(Items from a figure collection)
>> Begin
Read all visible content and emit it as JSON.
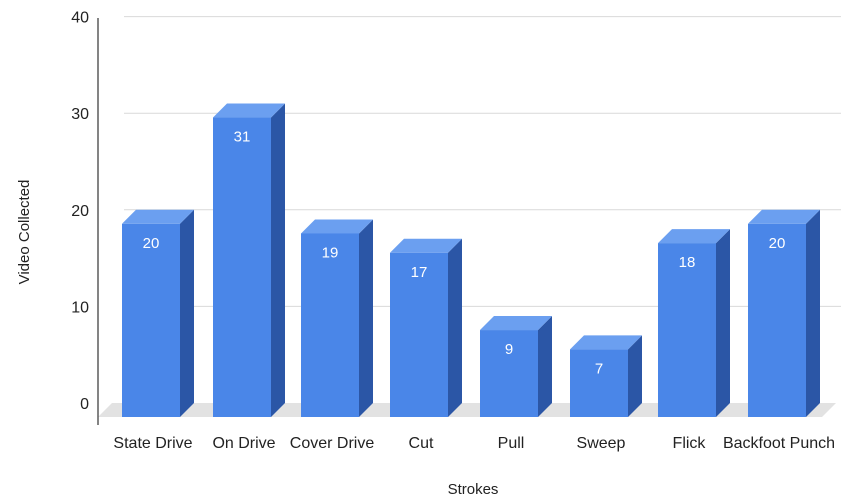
{
  "chart_data": {
    "type": "bar",
    "style": "3d-column",
    "xlabel": "Strokes",
    "ylabel": "Video Collected",
    "ylim": [
      0,
      40
    ],
    "yticks": [
      0,
      10,
      20,
      30,
      40
    ],
    "grid": true,
    "categories": [
      "State Drive",
      "On Drive",
      "Cover Drive",
      "Cut",
      "Pull",
      "Sweep",
      "Flick",
      "Backfoot Punch"
    ],
    "values": [
      20,
      31,
      19,
      17,
      9,
      7,
      18,
      20
    ],
    "colors": {
      "front": "#4a86e8",
      "side": "#2b56a6",
      "top": "#6b9ff0",
      "floor": "#e2e2e2",
      "grid": "#d9d9d9",
      "axis": "#333333"
    }
  }
}
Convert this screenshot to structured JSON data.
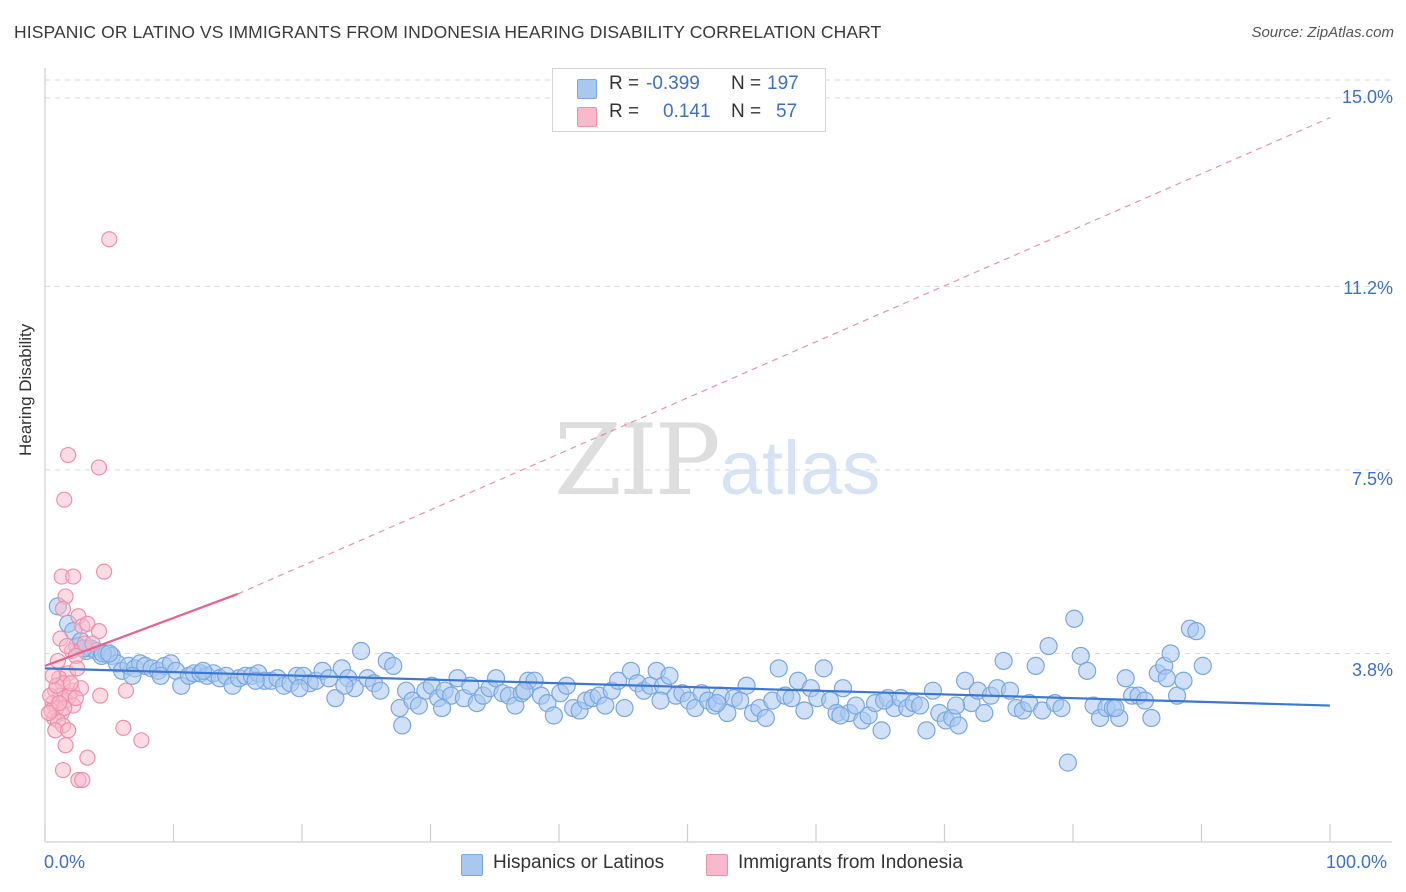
>> End
— Direction —
What is the number of lines in the data that hold the word "JSON"? Reply with that number and nothing else.

— Solved problem —
2